_WHAT IS NEEDED_: Put the data below into a Markdown table with columns titled n and Line, one numbered row per line and blank lines skipped. Begin at the line that has "kpi-presupuesto-label: Presupuesto objetivo" and stop after the one that has "table-row[interactable]: Desarrollador/a de Software 8".

══════

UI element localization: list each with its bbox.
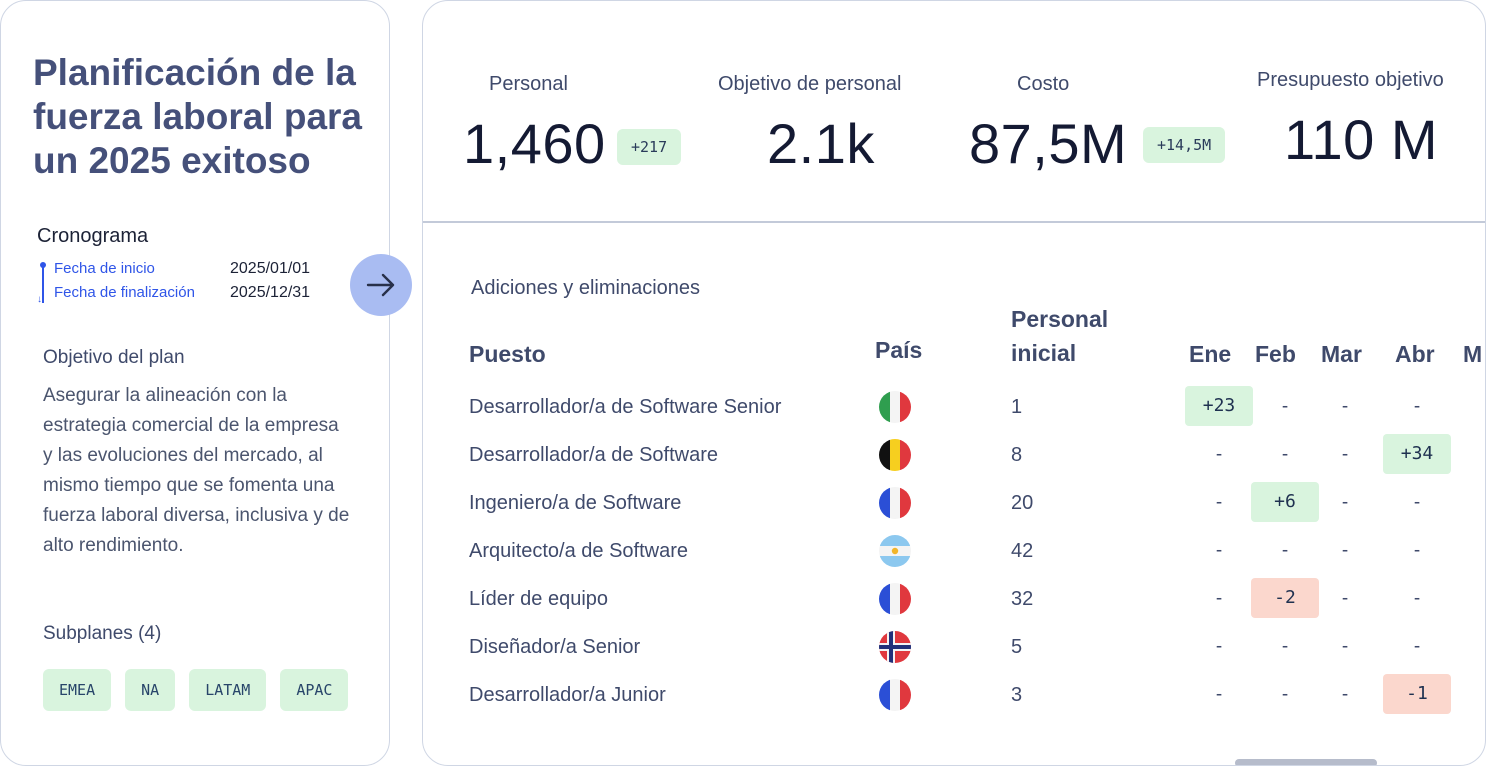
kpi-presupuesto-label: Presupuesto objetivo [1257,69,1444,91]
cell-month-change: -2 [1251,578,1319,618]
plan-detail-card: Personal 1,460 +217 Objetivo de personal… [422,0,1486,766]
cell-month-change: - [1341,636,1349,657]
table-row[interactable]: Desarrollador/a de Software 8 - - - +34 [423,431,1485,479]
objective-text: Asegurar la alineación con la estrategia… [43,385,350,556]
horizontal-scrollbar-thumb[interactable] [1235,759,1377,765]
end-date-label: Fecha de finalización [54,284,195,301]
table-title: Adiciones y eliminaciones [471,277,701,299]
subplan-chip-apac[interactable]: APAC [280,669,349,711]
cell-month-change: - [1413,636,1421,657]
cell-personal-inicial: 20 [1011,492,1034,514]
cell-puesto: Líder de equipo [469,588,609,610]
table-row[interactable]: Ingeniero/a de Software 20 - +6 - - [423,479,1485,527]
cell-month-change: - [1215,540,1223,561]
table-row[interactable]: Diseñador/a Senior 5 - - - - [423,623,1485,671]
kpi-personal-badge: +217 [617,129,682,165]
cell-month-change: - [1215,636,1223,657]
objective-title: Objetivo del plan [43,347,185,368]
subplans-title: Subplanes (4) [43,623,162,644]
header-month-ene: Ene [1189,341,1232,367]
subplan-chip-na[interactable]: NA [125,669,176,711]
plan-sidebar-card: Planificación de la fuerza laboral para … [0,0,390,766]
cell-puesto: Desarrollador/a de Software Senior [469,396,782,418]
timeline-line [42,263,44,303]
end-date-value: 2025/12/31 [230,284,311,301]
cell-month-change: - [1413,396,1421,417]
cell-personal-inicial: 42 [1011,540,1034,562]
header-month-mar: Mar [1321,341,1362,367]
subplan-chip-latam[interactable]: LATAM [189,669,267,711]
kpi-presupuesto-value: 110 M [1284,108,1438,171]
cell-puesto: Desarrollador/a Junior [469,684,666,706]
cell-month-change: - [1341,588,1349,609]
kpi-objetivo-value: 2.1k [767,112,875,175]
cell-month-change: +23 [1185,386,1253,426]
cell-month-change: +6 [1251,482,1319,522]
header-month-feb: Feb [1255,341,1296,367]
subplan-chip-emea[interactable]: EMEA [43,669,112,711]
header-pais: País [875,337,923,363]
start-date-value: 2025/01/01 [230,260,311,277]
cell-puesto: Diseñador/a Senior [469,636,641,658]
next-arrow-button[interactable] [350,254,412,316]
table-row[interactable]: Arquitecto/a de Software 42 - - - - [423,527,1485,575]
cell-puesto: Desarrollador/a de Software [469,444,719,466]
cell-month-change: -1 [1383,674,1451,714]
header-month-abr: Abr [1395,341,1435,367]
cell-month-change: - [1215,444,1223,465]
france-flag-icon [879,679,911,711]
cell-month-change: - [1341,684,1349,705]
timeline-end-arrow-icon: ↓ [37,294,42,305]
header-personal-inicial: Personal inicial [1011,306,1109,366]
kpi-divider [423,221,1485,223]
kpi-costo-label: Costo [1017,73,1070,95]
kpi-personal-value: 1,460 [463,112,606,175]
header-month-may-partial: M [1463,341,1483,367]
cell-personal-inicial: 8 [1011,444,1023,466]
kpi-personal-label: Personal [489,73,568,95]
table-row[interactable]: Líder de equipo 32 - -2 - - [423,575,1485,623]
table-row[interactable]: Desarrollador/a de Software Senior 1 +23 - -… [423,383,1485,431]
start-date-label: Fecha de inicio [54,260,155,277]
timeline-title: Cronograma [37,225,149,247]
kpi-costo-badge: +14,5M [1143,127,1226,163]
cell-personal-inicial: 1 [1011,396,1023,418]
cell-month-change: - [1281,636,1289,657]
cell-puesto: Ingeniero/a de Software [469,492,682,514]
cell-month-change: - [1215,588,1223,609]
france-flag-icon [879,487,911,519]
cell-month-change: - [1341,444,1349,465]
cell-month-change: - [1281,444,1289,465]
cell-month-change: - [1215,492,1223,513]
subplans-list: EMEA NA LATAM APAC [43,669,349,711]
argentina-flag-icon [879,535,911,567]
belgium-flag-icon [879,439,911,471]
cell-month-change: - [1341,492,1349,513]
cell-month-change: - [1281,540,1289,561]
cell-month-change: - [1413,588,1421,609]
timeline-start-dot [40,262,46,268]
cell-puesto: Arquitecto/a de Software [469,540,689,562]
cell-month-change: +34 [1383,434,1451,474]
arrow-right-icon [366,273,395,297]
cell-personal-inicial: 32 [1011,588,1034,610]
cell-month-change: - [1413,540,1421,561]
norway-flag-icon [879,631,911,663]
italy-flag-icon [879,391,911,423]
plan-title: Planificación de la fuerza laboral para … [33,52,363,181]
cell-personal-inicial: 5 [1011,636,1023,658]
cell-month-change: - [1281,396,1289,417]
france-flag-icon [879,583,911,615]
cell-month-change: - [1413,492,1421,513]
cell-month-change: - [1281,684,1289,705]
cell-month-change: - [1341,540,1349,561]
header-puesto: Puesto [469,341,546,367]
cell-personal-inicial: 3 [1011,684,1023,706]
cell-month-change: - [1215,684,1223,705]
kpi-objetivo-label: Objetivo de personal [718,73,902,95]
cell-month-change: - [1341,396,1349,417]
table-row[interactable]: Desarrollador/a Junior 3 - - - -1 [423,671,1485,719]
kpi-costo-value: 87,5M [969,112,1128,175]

══════

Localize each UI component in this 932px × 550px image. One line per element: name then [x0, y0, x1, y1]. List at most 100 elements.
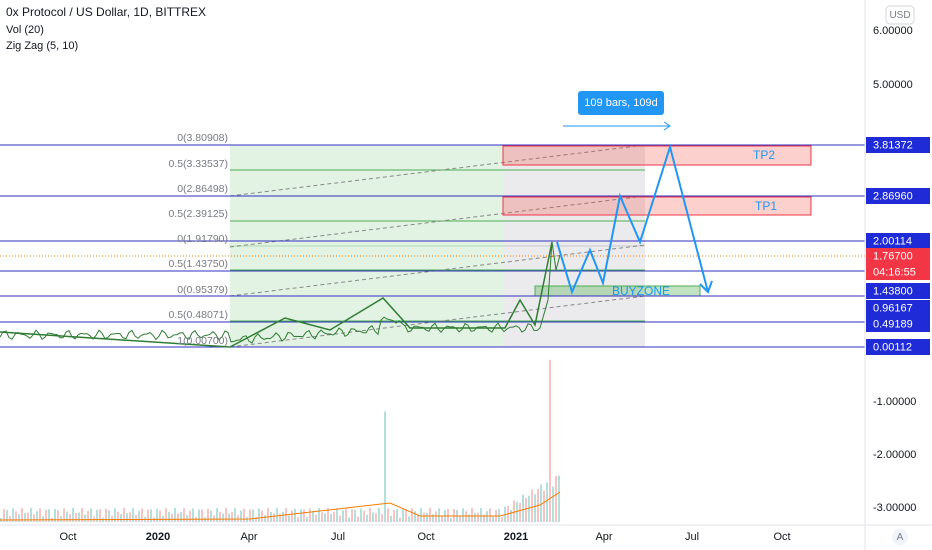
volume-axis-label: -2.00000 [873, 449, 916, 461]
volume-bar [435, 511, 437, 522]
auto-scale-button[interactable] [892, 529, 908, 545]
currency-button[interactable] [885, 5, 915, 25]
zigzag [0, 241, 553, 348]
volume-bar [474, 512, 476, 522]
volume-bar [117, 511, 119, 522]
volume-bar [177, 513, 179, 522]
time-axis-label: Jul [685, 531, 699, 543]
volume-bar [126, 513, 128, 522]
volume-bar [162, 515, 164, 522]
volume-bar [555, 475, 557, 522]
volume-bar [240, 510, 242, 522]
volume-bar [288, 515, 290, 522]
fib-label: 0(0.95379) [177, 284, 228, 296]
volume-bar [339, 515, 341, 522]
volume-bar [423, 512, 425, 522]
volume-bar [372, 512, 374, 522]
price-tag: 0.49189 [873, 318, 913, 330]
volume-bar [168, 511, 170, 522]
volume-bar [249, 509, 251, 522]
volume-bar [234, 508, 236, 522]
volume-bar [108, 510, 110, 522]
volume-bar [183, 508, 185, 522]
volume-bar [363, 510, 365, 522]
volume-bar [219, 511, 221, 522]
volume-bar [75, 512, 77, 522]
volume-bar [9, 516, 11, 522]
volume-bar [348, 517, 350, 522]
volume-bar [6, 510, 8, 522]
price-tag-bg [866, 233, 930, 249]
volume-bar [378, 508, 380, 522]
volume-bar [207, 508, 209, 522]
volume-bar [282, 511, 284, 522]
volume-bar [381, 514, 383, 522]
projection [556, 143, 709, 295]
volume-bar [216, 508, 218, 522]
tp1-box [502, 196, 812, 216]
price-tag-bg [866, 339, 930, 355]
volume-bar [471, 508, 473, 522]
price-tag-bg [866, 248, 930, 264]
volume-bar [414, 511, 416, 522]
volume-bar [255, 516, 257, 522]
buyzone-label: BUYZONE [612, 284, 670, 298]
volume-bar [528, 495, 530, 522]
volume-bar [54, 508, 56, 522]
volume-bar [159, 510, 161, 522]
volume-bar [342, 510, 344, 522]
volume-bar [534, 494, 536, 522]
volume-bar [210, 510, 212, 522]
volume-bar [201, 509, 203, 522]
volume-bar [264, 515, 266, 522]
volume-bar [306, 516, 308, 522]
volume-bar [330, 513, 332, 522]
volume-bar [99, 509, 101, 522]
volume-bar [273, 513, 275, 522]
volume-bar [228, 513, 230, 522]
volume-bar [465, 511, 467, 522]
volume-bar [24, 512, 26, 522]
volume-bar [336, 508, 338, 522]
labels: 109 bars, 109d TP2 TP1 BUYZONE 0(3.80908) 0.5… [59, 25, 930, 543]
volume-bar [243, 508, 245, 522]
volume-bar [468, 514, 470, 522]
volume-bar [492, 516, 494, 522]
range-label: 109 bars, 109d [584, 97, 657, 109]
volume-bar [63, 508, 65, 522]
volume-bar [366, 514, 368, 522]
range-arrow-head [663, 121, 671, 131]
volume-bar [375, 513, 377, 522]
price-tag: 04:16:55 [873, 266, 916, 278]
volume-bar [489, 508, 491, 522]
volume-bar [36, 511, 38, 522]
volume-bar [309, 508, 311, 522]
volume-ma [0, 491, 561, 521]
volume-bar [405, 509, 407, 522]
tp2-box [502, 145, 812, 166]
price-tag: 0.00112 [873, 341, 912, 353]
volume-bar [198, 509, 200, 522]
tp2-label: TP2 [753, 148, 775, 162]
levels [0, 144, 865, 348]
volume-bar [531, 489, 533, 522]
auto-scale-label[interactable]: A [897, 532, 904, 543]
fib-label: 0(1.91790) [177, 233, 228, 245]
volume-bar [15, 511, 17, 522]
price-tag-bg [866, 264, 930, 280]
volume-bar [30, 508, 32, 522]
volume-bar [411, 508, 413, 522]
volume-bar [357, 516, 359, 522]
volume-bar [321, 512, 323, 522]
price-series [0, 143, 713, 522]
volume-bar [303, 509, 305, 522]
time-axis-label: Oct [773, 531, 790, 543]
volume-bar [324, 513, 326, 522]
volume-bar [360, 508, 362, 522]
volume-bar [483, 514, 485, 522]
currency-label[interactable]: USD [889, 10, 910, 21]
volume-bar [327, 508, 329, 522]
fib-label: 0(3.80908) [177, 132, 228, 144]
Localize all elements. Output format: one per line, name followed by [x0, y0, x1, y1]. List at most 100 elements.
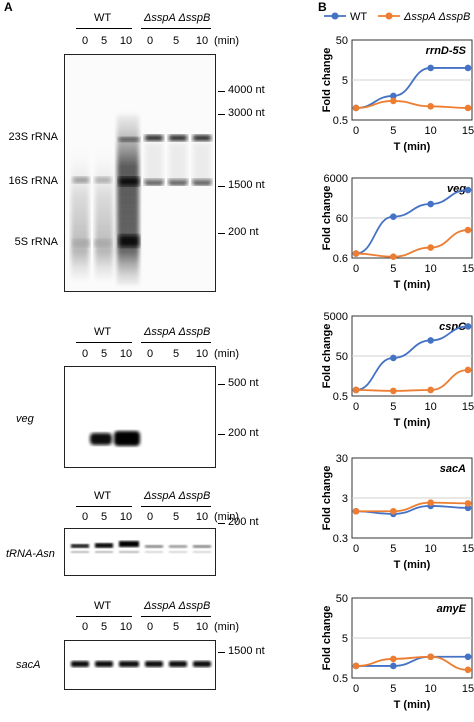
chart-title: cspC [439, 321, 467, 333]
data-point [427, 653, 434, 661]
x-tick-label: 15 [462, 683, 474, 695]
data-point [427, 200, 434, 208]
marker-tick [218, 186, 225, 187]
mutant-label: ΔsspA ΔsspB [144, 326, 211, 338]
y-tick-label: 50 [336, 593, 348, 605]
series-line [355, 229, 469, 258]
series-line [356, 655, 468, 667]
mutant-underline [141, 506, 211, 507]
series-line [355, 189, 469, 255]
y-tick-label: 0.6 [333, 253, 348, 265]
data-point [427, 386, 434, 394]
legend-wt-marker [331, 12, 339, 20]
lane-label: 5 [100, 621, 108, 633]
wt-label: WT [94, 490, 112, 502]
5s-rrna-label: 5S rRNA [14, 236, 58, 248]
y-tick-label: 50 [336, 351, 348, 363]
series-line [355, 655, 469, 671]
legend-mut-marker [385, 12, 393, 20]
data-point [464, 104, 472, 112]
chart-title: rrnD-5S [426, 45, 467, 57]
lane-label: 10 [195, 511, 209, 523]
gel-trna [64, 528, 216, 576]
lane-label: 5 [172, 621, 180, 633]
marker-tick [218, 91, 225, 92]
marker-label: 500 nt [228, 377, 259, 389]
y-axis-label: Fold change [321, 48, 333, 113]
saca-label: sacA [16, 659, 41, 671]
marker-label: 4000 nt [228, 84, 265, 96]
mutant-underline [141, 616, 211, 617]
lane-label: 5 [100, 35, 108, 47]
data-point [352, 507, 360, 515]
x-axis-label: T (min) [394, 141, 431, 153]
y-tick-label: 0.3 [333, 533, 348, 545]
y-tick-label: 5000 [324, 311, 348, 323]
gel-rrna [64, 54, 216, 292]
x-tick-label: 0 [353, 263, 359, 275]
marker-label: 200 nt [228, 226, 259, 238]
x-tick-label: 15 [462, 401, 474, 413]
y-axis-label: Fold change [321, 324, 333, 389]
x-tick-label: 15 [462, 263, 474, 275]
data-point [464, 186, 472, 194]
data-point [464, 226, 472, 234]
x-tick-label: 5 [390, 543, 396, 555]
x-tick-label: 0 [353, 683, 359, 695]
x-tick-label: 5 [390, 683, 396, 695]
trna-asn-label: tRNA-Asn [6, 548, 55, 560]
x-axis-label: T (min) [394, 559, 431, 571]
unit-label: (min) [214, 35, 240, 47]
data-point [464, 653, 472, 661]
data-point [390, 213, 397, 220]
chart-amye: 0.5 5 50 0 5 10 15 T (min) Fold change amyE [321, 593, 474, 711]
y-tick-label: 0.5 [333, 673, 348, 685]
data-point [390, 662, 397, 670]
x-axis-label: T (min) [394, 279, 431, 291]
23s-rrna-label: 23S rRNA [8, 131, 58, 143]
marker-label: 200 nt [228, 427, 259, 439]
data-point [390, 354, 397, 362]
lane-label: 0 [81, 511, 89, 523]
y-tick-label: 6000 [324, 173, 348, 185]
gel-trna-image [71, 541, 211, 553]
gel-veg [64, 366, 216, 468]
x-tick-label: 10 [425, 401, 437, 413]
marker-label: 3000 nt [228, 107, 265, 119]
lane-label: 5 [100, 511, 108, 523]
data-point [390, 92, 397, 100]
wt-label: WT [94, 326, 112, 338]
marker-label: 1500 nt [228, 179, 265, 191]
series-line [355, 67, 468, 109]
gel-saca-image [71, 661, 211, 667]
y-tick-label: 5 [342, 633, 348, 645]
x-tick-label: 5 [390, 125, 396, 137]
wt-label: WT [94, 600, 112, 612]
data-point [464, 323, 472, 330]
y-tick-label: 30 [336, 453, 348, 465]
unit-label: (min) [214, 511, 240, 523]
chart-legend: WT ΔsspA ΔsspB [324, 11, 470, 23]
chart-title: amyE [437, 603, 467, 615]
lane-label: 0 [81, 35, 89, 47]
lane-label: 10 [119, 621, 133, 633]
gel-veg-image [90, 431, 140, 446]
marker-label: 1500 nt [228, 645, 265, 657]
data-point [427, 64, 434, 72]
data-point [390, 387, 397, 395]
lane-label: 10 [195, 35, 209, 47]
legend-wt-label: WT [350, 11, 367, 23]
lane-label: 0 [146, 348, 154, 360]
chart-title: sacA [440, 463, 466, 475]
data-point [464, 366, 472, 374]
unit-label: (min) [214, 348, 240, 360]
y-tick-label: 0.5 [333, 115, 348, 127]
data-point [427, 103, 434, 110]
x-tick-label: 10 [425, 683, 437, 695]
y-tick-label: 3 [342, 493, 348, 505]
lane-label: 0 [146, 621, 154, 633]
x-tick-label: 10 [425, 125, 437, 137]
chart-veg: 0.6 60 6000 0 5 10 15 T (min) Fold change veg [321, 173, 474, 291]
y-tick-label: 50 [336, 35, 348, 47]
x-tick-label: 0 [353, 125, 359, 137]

══════

_FINAL RESULT_:
| n | Line |
|---|---|
| 1 | kpi-presupuesto-label: Presupuesto objetivo [1257,69,1444,91] |
| 2 | cell-month-change: -2 [1251,578,1319,618] |
| 3 | plan-detail-card: Personal 1,460 +217 Objetivo de personal… [422,0,1486,766] |
| 4 | cell-month-change: - [1341,636,1349,657] |
| 5 | table-row[interactable]: Desarrollador/a de Software 8 - - - +34 [423,431,1485,479] |